● **Task prompt**
Quote the listing below in full and exactly as written, but omit every picture.

● **Figure content listings**
※
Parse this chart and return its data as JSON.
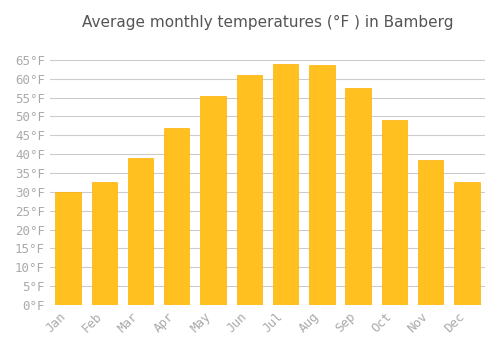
{
  "title": "Average monthly temperatures (°F ) in Bamberg",
  "months": [
    "Jan",
    "Feb",
    "Mar",
    "Apr",
    "May",
    "Jun",
    "Jul",
    "Aug",
    "Sep",
    "Oct",
    "Nov",
    "Dec"
  ],
  "values": [
    30.0,
    32.5,
    39.0,
    47.0,
    55.5,
    61.0,
    64.0,
    63.5,
    57.5,
    49.0,
    38.5,
    32.5
  ],
  "bar_color_face": "#FFC020",
  "bar_color_edge": "#FFB000",
  "background_color": "#FFFFFF",
  "grid_color": "#CCCCCC",
  "tick_label_color": "#AAAAAA",
  "title_color": "#555555",
  "ylim": [
    0,
    70
  ],
  "yticks": [
    0,
    5,
    10,
    15,
    20,
    25,
    30,
    35,
    40,
    45,
    50,
    55,
    60,
    65
  ],
  "ylabel_format": "°F",
  "title_fontsize": 11,
  "tick_fontsize": 9
}
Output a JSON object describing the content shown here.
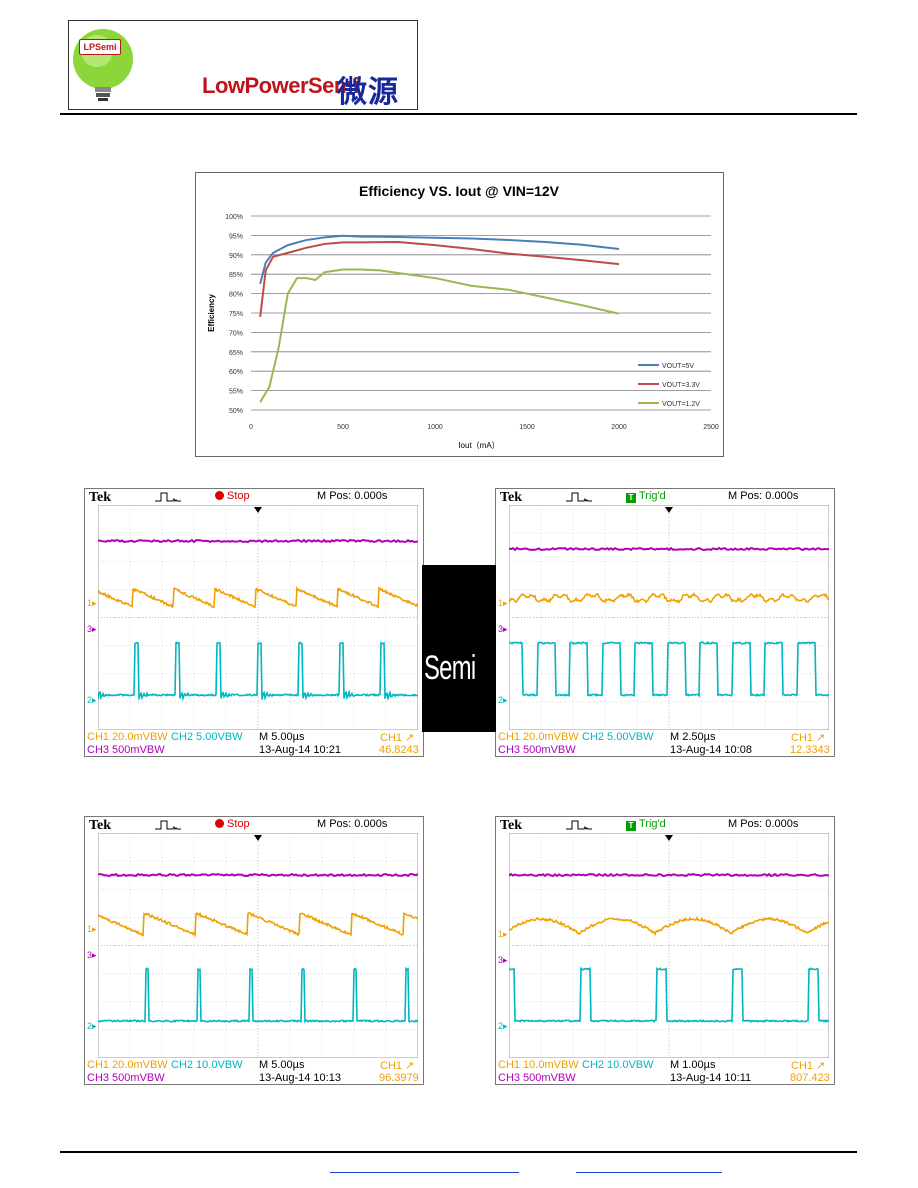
{
  "logo": {
    "badge": "LPSemi",
    "wordmark": "LowPowerSemi",
    "chinese": "微源半導體"
  },
  "chart_data": {
    "type": "line",
    "title": "Efficiency VS. Iout @ VIN=12V",
    "xlabel": "Iout（mA）",
    "ylabel": "Efficiency",
    "xlim": [
      0,
      2500
    ],
    "ylim": [
      50,
      100
    ],
    "x_ticks": [
      "0",
      "500",
      "1000",
      "1500",
      "2000",
      "2500"
    ],
    "y_ticks": [
      "50%",
      "55%",
      "60%",
      "65%",
      "70%",
      "75%",
      "80%",
      "85%",
      "90%",
      "95%",
      "100%"
    ],
    "grid": true,
    "legend": "right",
    "series": [
      {
        "name": "VOUT=5V",
        "color": "#4a7ebb",
        "x": [
          50,
          80,
          120,
          200,
          300,
          400,
          500,
          600,
          800,
          1000,
          1200,
          1400,
          1600,
          1800,
          2000
        ],
        "y": [
          82.5,
          88,
          90.5,
          92.5,
          93.8,
          94.5,
          94.9,
          94.7,
          94.6,
          94.4,
          94.2,
          93.8,
          93.3,
          92.6,
          91.5
        ]
      },
      {
        "name": "VOUT=3.3V",
        "color": "#be4b48",
        "x": [
          50,
          80,
          120,
          200,
          300,
          400,
          500,
          600,
          800,
          1000,
          1200,
          1400,
          1600,
          1800,
          2000
        ],
        "y": [
          74,
          86,
          89.5,
          90.5,
          91.8,
          92.8,
          93.2,
          93.2,
          93.3,
          92.5,
          91.5,
          90.3,
          89.5,
          88.6,
          87.6
        ]
      },
      {
        "name": "VOUT=1.2V",
        "color": "#98b954",
        "x": [
          50,
          100,
          150,
          200,
          250,
          300,
          350,
          400,
          500,
          600,
          700,
          800,
          1000,
          1200,
          1400,
          1600,
          1800,
          2000
        ],
        "y": [
          52,
          56,
          66,
          80,
          84,
          84,
          83.5,
          85.5,
          86.2,
          86.2,
          86,
          85.3,
          84,
          82,
          81,
          79,
          77,
          74.8
        ]
      }
    ]
  },
  "scopes": [
    {
      "brand": "Tek",
      "status": "Stop",
      "status_kind": "stop",
      "mpos": "M Pos: 0.000s",
      "ch1_scale": "CH1  20.0mVBW",
      "ch2_scale": "CH2  5.00VBW",
      "ch3_scale": "CH3  500mVBW",
      "timebase": "M 5.00µs",
      "date": "13-Aug-14 10:21",
      "trig_label": "CH1 ↗",
      "trig_value": "46.8243",
      "colors": {
        "ch1": "#f0a000",
        "ch2": "#00b6c0",
        "ch3": "#b000b8"
      }
    },
    {
      "brand": "Tek",
      "status": "Trig'd",
      "status_kind": "trig",
      "mpos": "M Pos: 0.000s",
      "ch1_scale": "CH1  20.0mVBW",
      "ch2_scale": "CH2  5.00VBW",
      "ch3_scale": "CH3  500mVBW",
      "timebase": "M 2.50µs",
      "date": "13-Aug-14 10:08",
      "trig_label": "CH1 ↗",
      "trig_value": "12.3343",
      "colors": {
        "ch1": "#f0a000",
        "ch2": "#00b6c0",
        "ch3": "#b000b8"
      }
    },
    {
      "brand": "Tek",
      "status": "Stop",
      "status_kind": "stop",
      "mpos": "M Pos: 0.000s",
      "ch1_scale": "CH1  20.0mVBW",
      "ch2_scale": "CH2  10.0VBW",
      "ch3_scale": "CH3  500mVBW",
      "timebase": "M 5.00µs",
      "date": "13-Aug-14 10:13",
      "trig_label": "CH1 ↗",
      "trig_value": "96.3979",
      "colors": {
        "ch1": "#f0a000",
        "ch2": "#00b6c0",
        "ch3": "#b000b8"
      }
    },
    {
      "brand": "Tek",
      "status": "Trig'd",
      "status_kind": "trig",
      "mpos": "M Pos: 0.000s",
      "ch1_scale": "CH1  10.0mVBW",
      "ch2_scale": "CH2  10.0VBW",
      "ch3_scale": "CH3  500mVBW",
      "timebase": "M 1.00µs",
      "date": "13-Aug-14 10:11",
      "trig_label": "CH1 ↗",
      "trig_value": "807.423",
      "colors": {
        "ch1": "#f0a000",
        "ch2": "#00b6c0",
        "ch3": "#b000b8"
      }
    }
  ],
  "watermark": "Semi"
}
※
● **Reply**
Parse this chart and return its data as JSON.
{
  "title": "Average monthly temperatures (°F ) in Bamberg",
  "months": [
    "Jan",
    "Feb",
    "Mar",
    "Apr",
    "May",
    "Jun",
    "Jul",
    "Aug",
    "Sep",
    "Oct",
    "Nov",
    "Dec"
  ],
  "values": [
    30.0,
    32.5,
    39.0,
    47.0,
    55.5,
    61.0,
    64.0,
    63.5,
    57.5,
    49.0,
    38.5,
    32.5
  ],
  "bar_color_face": "#FFC020",
  "bar_color_edge": "#FFB000",
  "background_color": "#FFFFFF",
  "grid_color": "#CCCCCC",
  "tick_label_color": "#AAAAAA",
  "title_color": "#555555",
  "ylim": [
    0,
    70
  ],
  "yticks": [
    0,
    5,
    10,
    15,
    20,
    25,
    30,
    35,
    40,
    45,
    50,
    55,
    60,
    65
  ],
  "ylabel_format": "°F",
  "title_fontsize": 11,
  "tick_fontsize": 9
}
Output a JSON object describing the content shown here.
{
  "logo": {
    "badge": "LPSemi",
    "wordmark": "LowPowerSemi",
    "chinese": "微源半導體"
  },
  "chart_data": {
    "type": "line",
    "title": "Efficiency VS. Iout @ VIN=12V",
    "xlabel": "Iout（mA）",
    "ylabel": "Efficiency",
    "xlim": [
      0,
      2500
    ],
    "ylim": [
      50,
      100
    ],
    "x_ticks": [
      "0",
      "500",
      "1000",
      "1500",
      "2000",
      "2500"
    ],
    "y_ticks": [
      "50%",
      "55%",
      "60%",
      "65%",
      "70%",
      "75%",
      "80%",
      "85%",
      "90%",
      "95%",
      "100%"
    ],
    "grid": true,
    "legend": "right",
    "series": [
      {
        "name": "VOUT=5V",
        "color": "#4a7ebb",
        "x": [
          50,
          80,
          120,
          200,
          300,
          400,
          500,
          600,
          800,
          1000,
          1200,
          1400,
          1600,
          1800,
          2000
        ],
        "y": [
          82.5,
          88,
          90.5,
          92.5,
          93.8,
          94.5,
          94.9,
          94.7,
          94.6,
          94.4,
          94.2,
          93.8,
          93.3,
          92.6,
          91.5
        ]
      },
      {
        "name": "VOUT=3.3V",
        "color": "#be4b48",
        "x": [
          50,
          80,
          120,
          200,
          300,
          400,
          500,
          600,
          800,
          1000,
          1200,
          1400,
          1600,
          1800,
          2000
        ],
        "y": [
          74,
          86,
          89.5,
          90.5,
          91.8,
          92.8,
          93.2,
          93.2,
          93.3,
          92.5,
          91.5,
          90.3,
          89.5,
          88.6,
          87.6
        ]
      },
      {
        "name": "VOUT=1.2V",
        "color": "#98b954",
        "x": [
          50,
          100,
          150,
          200,
          250,
          300,
          350,
          400,
          500,
          600,
          700,
          800,
          1000,
          1200,
          1400,
          1600,
          1800,
          2000
        ],
        "y": [
          52,
          56,
          66,
          80,
          84,
          84,
          83.5,
          85.5,
          86.2,
          86.2,
          86,
          85.3,
          84,
          82,
          81,
          79,
          77,
          74.8
        ]
      }
    ]
  },
  "scopes": [
    {
      "brand": "Tek",
      "status": "Stop",
      "status_kind": "stop",
      "mpos": "M Pos: 0.000s",
      "ch1_scale": "CH1  20.0mVBW",
      "ch2_scale": "CH2  5.00VBW",
      "ch3_scale": "CH3  500mVBW",
      "timebase": "M 5.00µs",
      "date": "13-Aug-14 10:21",
      "trig_label": "CH1 ↗",
      "trig_value": "46.8243",
      "colors": {
        "ch1": "#f0a000",
        "ch2": "#00b6c0",
        "ch3": "#b000b8"
      }
    },
    {
      "brand": "Tek",
      "status": "Trig'd",
      "status_kind": "trig",
      "mpos": "M Pos: 0.000s",
      "ch1_scale": "CH1  20.0mVBW",
      "ch2_scale": "CH2  5.00VBW",
      "ch3_scale": "CH3  500mVBW",
      "timebase": "M 2.50µs",
      "date": "13-Aug-14 10:08",
      "trig_label": "CH1 ↗",
      "trig_value": "12.3343",
      "colors": {
        "ch1": "#f0a000",
        "ch2": "#00b6c0",
        "ch3": "#b000b8"
      }
    },
    {
      "brand": "Tek",
      "status": "Stop",
      "status_kind": "stop",
      "mpos": "M Pos: 0.000s",
      "ch1_scale": "CH1  20.0mVBW",
      "ch2_scale": "CH2  10.0VBW",
      "ch3_scale": "CH3  500mVBW",
      "timebase": "M 5.00µs",
      "date": "13-Aug-14 10:13",
      "trig_label": "CH1 ↗",
      "trig_value": "96.3979",
      "colors": {
        "ch1": "#f0a000",
        "ch2": "#00b6c0",
        "ch3": "#b000b8"
      }
    },
    {
      "brand": "Tek",
      "status": "Trig'd",
      "status_kind": "trig",
      "mpos": "M Pos: 0.000s",
      "ch1_scale": "CH1  10.0mVBW",
      "ch2_scale": "CH2  10.0VBW",
      "ch3_scale": "CH3  500mVBW",
      "timebase": "M 1.00µs",
      "date": "13-Aug-14 10:11",
      "trig_label": "CH1 ↗",
      "trig_value": "807.423",
      "colors": {
        "ch1": "#f0a000",
        "ch2": "#00b6c0",
        "ch3": "#b000b8"
      }
    }
  ],
  "watermark": "Semi"
}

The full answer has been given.